(SOURCE RECORDS)
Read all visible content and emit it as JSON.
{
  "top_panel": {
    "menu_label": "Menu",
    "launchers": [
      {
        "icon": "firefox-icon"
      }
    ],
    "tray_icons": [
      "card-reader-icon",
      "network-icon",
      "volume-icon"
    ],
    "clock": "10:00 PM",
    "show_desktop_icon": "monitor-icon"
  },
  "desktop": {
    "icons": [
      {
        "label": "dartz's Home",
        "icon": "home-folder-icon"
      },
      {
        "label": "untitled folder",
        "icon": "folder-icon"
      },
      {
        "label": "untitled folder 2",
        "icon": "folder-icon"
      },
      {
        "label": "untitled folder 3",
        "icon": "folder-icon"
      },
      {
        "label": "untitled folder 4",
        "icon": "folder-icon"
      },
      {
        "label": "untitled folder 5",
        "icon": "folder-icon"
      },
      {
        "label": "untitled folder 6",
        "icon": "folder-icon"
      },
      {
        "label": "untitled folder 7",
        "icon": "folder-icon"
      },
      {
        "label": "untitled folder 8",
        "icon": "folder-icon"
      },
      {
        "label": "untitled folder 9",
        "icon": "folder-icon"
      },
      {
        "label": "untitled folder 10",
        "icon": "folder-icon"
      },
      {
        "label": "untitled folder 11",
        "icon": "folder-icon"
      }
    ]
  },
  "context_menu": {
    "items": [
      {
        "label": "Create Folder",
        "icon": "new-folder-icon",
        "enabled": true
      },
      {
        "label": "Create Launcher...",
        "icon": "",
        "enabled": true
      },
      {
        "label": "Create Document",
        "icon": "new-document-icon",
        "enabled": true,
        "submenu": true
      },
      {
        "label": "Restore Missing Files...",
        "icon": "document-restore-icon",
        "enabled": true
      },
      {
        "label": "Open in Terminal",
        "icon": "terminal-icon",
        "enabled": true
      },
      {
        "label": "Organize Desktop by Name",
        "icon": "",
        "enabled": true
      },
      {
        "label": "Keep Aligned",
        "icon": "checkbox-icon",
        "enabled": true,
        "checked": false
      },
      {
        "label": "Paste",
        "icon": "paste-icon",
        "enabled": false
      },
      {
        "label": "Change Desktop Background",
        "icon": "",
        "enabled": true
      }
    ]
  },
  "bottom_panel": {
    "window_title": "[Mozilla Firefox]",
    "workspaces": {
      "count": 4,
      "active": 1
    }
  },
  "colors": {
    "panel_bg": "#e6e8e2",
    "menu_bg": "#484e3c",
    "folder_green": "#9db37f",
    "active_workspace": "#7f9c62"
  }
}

(EXERCISE PROMPT)
Find the word "Create" in the data and copy out each line where it turns up.

(THE RESPONSE)
        "label": "Create Folder",
        "label": "Create Launcher...",
        "label": "Create Document",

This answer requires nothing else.